State the number of lines that contain the word "index", and add nothing else.

== Records supplied

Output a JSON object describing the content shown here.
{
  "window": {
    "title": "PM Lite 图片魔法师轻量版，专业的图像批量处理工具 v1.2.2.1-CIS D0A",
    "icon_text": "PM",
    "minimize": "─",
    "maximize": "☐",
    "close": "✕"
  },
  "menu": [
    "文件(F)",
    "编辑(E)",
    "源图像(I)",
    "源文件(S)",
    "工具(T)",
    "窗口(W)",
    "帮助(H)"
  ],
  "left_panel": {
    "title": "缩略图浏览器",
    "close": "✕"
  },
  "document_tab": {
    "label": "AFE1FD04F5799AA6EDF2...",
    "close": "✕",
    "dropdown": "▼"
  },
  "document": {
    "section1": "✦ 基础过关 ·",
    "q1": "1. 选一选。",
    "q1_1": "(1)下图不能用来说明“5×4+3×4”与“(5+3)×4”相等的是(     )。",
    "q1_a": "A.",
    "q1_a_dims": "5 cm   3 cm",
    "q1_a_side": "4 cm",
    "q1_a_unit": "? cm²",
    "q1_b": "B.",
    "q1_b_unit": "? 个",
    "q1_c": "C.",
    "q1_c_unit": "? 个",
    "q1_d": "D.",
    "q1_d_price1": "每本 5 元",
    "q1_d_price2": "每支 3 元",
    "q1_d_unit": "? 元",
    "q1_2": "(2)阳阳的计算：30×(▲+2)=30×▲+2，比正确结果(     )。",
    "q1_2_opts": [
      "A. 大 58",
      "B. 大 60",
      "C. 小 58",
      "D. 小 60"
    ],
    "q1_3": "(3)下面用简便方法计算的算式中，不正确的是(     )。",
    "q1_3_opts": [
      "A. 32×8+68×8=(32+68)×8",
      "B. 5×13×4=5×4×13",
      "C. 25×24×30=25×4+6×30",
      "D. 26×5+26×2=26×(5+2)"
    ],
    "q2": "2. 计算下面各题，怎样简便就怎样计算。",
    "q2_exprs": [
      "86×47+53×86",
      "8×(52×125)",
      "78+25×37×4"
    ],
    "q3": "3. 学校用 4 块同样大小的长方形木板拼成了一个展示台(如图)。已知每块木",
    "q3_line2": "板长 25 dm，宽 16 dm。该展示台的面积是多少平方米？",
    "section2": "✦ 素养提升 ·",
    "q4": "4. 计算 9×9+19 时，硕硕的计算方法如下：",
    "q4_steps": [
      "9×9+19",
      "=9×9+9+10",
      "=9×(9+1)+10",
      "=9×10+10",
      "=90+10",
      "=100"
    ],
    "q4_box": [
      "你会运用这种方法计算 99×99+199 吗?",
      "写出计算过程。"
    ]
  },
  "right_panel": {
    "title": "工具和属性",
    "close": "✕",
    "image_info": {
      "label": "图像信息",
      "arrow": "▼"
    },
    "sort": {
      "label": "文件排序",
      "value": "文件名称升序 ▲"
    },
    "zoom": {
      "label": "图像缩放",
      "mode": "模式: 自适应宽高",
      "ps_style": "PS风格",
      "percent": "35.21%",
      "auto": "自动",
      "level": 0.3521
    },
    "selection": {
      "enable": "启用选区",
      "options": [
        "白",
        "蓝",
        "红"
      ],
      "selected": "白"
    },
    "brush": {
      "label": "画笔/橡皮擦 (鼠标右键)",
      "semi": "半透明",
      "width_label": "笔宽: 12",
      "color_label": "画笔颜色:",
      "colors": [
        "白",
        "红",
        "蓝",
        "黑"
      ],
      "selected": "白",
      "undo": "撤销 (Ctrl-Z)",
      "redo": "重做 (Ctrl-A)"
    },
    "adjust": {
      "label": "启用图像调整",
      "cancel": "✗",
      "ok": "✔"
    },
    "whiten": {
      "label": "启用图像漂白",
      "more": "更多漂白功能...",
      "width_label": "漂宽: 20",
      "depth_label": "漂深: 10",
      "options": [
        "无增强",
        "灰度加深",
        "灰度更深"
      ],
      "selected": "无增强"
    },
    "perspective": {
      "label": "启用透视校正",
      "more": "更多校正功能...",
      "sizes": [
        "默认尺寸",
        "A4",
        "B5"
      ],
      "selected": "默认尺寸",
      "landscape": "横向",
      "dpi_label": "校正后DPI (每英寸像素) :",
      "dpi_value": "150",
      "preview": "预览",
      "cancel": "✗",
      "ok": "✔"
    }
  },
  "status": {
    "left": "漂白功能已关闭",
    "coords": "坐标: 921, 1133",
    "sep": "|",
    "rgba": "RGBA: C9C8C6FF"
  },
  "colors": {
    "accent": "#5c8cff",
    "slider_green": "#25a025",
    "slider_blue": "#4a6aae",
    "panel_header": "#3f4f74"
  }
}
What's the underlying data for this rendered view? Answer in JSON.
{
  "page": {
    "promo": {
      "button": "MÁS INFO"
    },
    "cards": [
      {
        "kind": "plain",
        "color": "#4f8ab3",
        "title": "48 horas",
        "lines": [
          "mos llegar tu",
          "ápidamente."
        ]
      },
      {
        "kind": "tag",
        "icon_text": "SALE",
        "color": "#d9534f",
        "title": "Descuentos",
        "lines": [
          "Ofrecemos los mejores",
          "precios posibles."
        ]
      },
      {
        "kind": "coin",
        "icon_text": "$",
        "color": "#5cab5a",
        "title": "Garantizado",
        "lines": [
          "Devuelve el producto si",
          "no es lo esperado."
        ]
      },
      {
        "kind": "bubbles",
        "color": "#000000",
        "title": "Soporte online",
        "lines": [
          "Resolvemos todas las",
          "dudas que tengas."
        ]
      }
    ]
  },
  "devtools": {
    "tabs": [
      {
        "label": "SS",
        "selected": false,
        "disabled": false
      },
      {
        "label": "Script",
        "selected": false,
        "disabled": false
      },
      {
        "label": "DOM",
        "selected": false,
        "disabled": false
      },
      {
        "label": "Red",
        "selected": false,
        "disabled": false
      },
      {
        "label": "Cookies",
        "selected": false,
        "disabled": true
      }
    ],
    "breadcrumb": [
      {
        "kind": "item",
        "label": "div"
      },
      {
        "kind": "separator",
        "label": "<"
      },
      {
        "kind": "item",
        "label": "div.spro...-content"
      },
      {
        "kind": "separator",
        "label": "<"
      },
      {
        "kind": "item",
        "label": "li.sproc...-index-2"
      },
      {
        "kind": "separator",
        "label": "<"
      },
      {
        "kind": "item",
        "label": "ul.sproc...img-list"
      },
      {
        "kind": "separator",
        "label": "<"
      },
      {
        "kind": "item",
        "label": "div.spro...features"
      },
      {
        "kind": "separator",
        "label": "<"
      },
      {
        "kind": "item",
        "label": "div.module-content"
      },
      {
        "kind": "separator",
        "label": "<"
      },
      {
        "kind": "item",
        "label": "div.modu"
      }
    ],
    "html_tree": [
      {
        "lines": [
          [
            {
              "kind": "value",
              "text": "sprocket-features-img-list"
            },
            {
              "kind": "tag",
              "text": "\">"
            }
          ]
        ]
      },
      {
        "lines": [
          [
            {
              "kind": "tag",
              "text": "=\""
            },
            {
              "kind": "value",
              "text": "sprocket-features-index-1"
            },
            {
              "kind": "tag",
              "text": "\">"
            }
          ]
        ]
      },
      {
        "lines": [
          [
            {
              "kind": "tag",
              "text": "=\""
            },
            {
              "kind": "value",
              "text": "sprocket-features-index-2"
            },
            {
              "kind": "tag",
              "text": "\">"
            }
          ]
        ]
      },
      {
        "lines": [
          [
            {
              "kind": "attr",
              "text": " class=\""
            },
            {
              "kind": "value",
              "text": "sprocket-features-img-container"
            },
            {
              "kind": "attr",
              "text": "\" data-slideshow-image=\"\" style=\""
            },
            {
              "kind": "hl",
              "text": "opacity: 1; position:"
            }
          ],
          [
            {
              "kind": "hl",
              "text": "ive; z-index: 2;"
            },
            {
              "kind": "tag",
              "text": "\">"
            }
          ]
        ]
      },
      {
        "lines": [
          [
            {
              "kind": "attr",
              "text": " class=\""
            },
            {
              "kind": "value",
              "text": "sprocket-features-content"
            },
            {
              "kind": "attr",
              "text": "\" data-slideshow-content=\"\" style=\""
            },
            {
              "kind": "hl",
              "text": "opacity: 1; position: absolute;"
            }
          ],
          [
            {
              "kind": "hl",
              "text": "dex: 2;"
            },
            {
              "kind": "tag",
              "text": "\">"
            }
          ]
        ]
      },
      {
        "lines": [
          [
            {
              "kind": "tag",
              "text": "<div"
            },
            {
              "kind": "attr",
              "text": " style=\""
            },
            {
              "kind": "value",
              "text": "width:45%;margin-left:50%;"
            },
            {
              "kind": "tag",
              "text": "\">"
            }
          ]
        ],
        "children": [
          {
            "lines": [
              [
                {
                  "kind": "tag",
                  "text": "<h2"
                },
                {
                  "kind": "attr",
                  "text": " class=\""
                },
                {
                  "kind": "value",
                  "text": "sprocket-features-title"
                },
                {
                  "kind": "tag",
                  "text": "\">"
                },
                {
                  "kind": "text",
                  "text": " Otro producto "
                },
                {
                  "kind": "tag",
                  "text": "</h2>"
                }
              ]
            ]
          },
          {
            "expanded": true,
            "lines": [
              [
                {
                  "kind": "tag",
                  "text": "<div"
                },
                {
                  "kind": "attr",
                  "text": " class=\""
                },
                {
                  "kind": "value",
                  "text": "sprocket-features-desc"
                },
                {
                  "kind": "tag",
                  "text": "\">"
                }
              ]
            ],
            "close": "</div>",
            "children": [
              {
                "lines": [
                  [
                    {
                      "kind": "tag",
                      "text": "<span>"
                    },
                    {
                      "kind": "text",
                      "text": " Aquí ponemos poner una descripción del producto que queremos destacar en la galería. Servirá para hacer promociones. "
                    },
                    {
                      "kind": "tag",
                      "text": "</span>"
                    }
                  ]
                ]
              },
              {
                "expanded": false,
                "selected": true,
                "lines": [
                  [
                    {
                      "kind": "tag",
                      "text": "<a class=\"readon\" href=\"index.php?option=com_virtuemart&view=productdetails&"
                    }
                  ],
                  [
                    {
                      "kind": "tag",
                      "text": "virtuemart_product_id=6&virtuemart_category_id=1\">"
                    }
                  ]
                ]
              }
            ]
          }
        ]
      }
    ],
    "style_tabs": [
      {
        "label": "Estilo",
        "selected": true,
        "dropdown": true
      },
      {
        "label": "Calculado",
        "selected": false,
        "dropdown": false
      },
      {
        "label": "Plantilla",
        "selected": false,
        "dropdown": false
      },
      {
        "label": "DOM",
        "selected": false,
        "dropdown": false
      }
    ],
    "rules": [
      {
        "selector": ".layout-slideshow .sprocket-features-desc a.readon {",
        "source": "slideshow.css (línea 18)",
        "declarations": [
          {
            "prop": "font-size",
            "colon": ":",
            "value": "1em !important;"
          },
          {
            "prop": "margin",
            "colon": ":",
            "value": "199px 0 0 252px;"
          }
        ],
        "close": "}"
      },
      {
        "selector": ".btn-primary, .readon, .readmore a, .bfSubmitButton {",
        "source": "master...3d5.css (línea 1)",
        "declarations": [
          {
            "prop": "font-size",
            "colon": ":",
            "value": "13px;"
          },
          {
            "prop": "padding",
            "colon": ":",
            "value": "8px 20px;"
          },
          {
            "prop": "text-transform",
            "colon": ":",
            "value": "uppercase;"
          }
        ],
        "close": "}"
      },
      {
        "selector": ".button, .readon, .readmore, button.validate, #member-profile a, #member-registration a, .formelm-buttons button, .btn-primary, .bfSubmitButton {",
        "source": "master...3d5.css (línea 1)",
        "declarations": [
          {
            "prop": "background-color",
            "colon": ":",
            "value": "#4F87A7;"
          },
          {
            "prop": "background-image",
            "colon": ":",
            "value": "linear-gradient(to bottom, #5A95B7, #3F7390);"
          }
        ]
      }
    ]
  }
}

====

• Task result: 5